======== Records to use ========

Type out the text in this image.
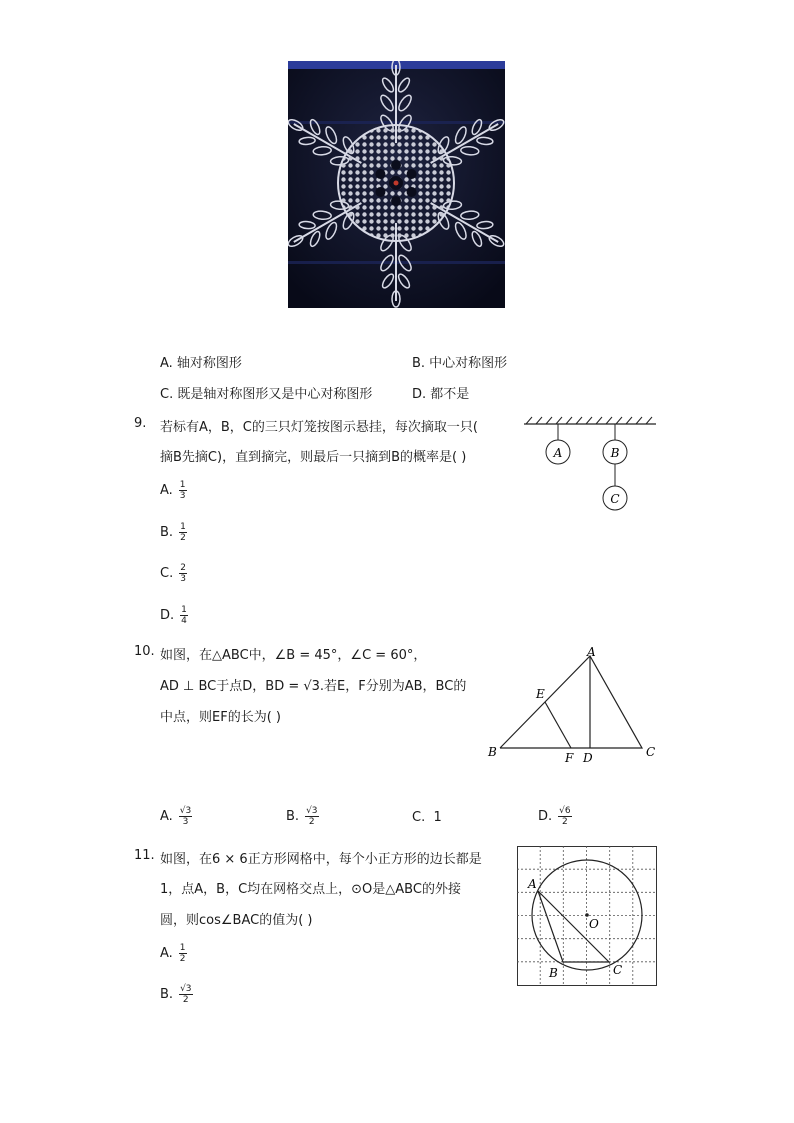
A. 轴对称图形	B. 中心对称图形
C. 既是轴对称图形又是中心对称图形	D. 都不是
9.	若标有A，B，C的三只灯笼按图示悬挂，每次摘取一只(
摘B先摘C)，直到摘完，则最后一只摘到B的概率是( )
A. $\frac{1}{3}$
B. $\frac{1}{2}$
C. $\frac{2}{3}$
D. $\frac{1}{4}$
A	B
C
10. 如图，在△ABC中，∠B = 45°，∠C = 60°，
AD ⊥ BC于点D，BD = √3.若E，F分别为AB，BC的
中点，则EF的长为( )
A
E
B	F D	C
A. $\frac{√3}{3}$	B. $\frac{√3}{2}$	C. 1	D. $\frac{√6}{2}$
11. 如图，在6 × 6正方形网格中，每个小正方形的边长都是
1，点A，B，C均在网格交点上，⊙O是△ABC的外接
圆，则cos∠BAC的值为( )
A. $\frac{1}{2}$
B. $\frac{√3}{2}$
A
O
B	C
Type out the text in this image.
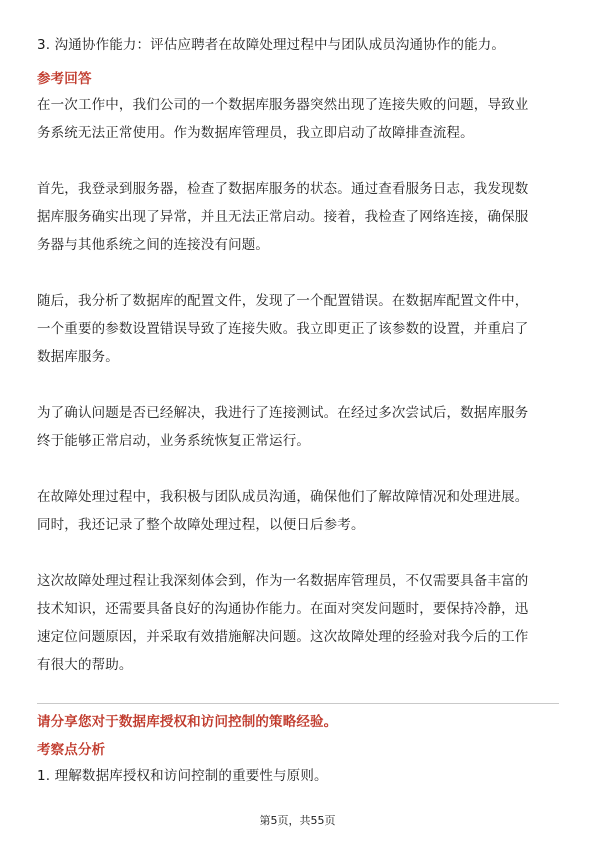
3. 沟通协作能力：评估应聘者在故障处理过程中与团队成员沟通协作的能力。
参考回答
在一次工作中，我们公司的一个数据库服务器突然出现了连接失败的问题，导致业
务系统无法正常使用。作为数据库管理员，我立即启动了故障排查流程。
首先，我登录到服务器，检查了数据库服务的状态。通过查看服务日志，我发现数
据库服务确实出现了异常，并且无法正常启动。接着，我检查了网络连接，确保服
务器与其他系统之间的连接没有问题。
随后，我分析了数据库的配置文件，发现了一个配置错误。在数据库配置文件中，
一个重要的参数设置错误导致了连接失败。我立即更正了该参数的设置，并重启了
数据库服务。
为了确认问题是否已经解决，我进行了连接测试。在经过多次尝试后，数据库服务
终于能够正常启动，业务系统恢复正常运行。
在故障处理过程中，我积极与团队成员沟通，确保他们了解故障情况和处理进展。
同时，我还记录了整个故障处理过程，以便日后参考。
这次故障处理过程让我深刻体会到，作为一名数据库管理员，不仅需要具备丰富的
技术知识，还需要具备良好的沟通协作能力。在面对突发问题时，要保持冷静，迅
速定位问题原因，并采取有效措施解决问题。这次故障处理的经验对我今后的工作
有很大的帮助。
请分享您对于数据库授权和访问控制的策略经验。
考察点分析
1. 理解数据库授权和访问控制的重要性与原则。
第5页，共55页
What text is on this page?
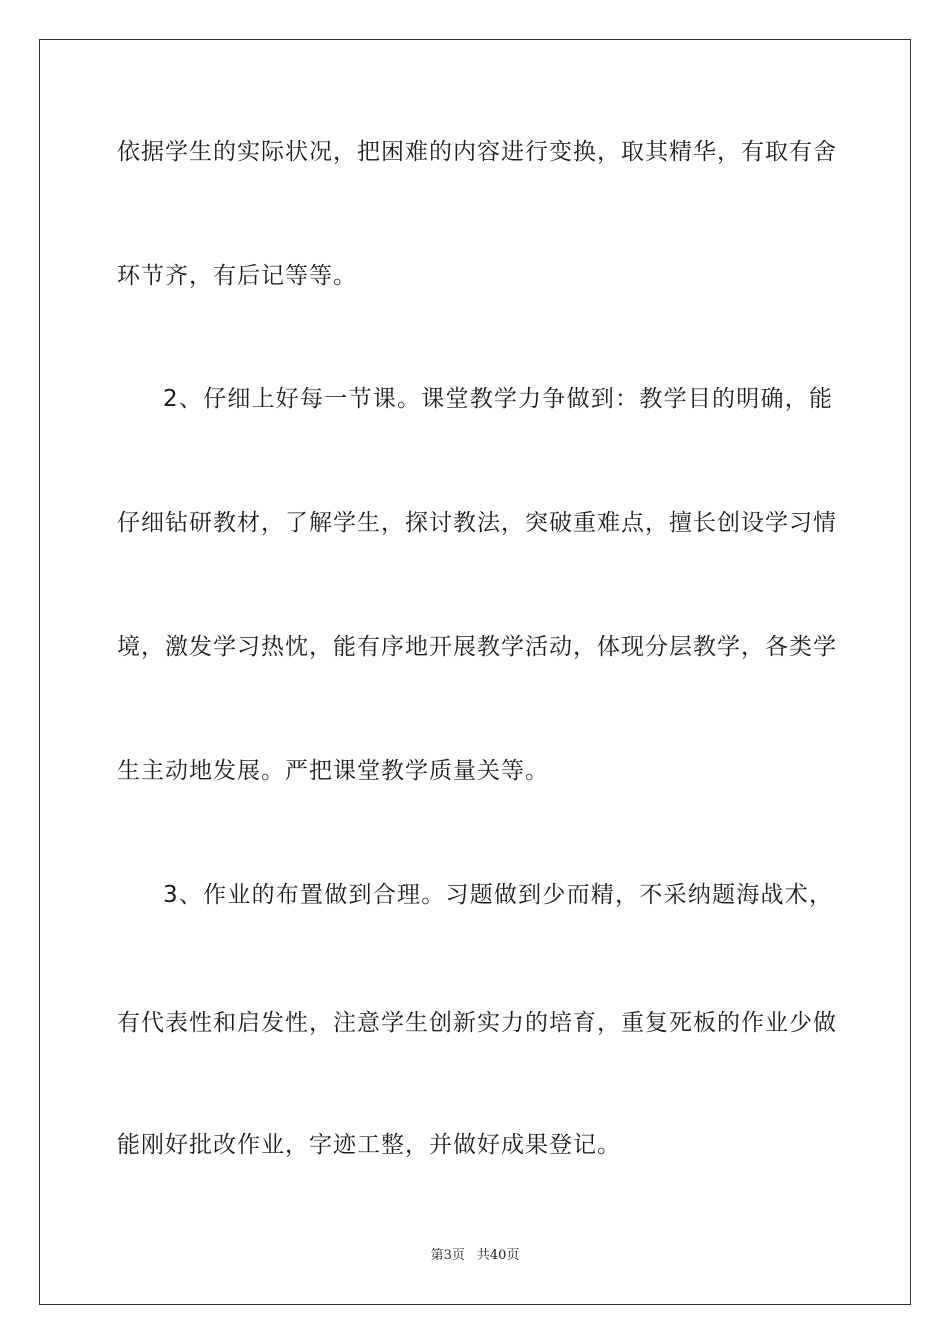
依据学生的实际状况，把困难的内容进行变换，取其精华，有取有舍
环节齐，有后记等等。
2、仔细上好每一节课。课堂教学力争做到：教学目的明确，能
仔细钻研教材，了解学生，探讨教法，突破重难点，擅长创设学习情
境，激发学习热忱，能有序地开展教学活动，体现分层教学，各类学
生主动地发展。严把课堂教学质量关等。
3、作业的布置做到合理。习题做到少而精，不采纳题海战术，
有代表性和启发性，注意学生创新实力的培育，重复死板的作业少做
能刚好批改作业，字迹工整，并做好成果登记。
第3页 共40页
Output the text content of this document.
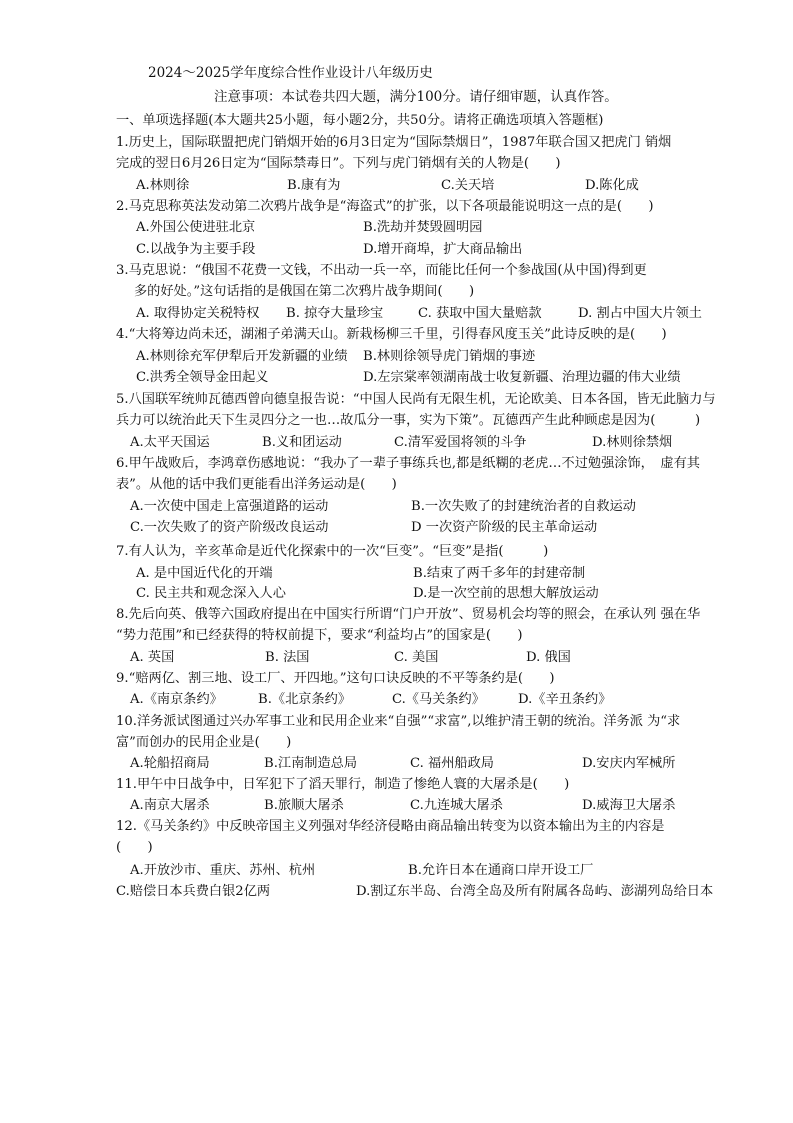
2024～2025学年度综合性作业设计八年级历史
注意事项：本试卷共四大题，满分100分。请仔细审题，认真作答。
一、单项选择题(本大题共25小题，每小题2分，共50分。请将正确选项填入答题框)
1.历史上，国际联盟把虎门销烟开始的6月3日定为“国际禁烟日”，1987年联合国又把虎门 销烟
完成的翌日6月26日定为“国际禁毒日”。下列与虎门销烟有关的人物是(　　)
A.林则徐	B.康有为	C.关天培	D.陈化成
2.马克思称英法发动第二次鸦片战争是“海盗式”的扩张，以下各项最能说明这一点的是(　　)
A.外国公使进驻北京	B.洗劫并焚毁圆明园
C.以战争为主要手段	D.增开商埠，扩大商品输出
3.马克思说：“俄国不花费一文钱，不出动一兵一卒，而能比任何一个参战国(从中国)得到更
多的好处。”这句话指的是俄国在第二次鸦片战争期间(　　)
A. 取得协定关税特权 B. 掠夺大量珍宝	C. 获取中国大量赔款	D. 割占中国大片领土
4.“大将筹边尚未还，湖湘子弟满天山。新栽杨柳三千里，引得春风度玉关”此诗反映的是(　　)
A.林则徐充军伊犁后开发新疆的业绩 B.林则徐领导虎门销烟的事迹
C.洪秀全领导金田起义	D.左宗棠率领湖南战士收复新疆、治理边疆的伟大业绩
5.八国联军统帅瓦德西曾向德皇报告说：“中国人民尚有无限生机，无论欧美、日本各国，皆无此脑力与
兵力可以统治此天下生灵四分之一也…故瓜分一事，实为下策”。瓦德西产生此种顾虑是因为(　　　)
A.太平天国运	B.义和团运动	C.清军爱国将领的斗争	D.林则徐禁烟
6.甲午战败后，李鸿章伤感地说：“我办了一辈子事练兵也,都是纸糊的老虎…不过勉强涂饰，　虚有其
表”。从他的话中我们更能看出洋务运动是(　　)
A.一次使中国走上富强道路的运动	B.一次失败了的封建统治者的自救运动
C.一次失败了的资产阶级改良运动	D 一次资产阶级的民主革命运动
7.有人认为，辛亥革命是近代化探索中的一次“巨变”。“巨变”是指(　　　)
A. 是中国近代化的开端	B.结束了两千多年的封建帝制
C. 民主共和观念深入人心	D.是一次空前的思想大解放运动
8.先后向英、俄等六国政府提出在中国实行所谓“门户开放”、贸易机会均等的照会，在承认列 强在华
“势力范围”和已经获得的特权前提下，要求“利益均占”的国家是(　　)
A. 英国	B. 法国	C. 美国	D. 俄国
9.“赔两亿、割三地、设工厂、开四地。”这句口诀反映的不平等条约是(　　)
A.《南京条约》	B.《北京条约》	C.《马关条约》	D.《辛丑条约》
10.洋务派试图通过兴办军事工业和民用企业来“自强”“求富”,以维护清王朝的统治。洋务派 为“求
富”而创办的民用企业是(　　)
A.轮船招商局	B.江南制造总局	C. 福州船政局	D.安庆内军械所
11.甲午中日战争中，日军犯下了滔天罪行，制造了惨绝人寰的大屠杀是(　　)
A.南京大屠杀	B.旅顺大屠杀	C.九连城大屠杀	D.威海卫大屠杀
12.《马关条约》中反映帝国主义列强对华经济侵略由商品输出转变为以资本输出为主的内容是
(　　)
A.开放沙市、重庆、苏州、杭州	B.允许日本在通商口岸开设工厂
C.赔偿日本兵费白银2亿两	D.割辽东半岛、台湾全岛及所有附属各岛屿、澎湖列岛给日本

========

Reproduce each line holding the word "this".

Type out the text in this image.
Type out the text in this image.
What text is on this page?
Output the text content of this document.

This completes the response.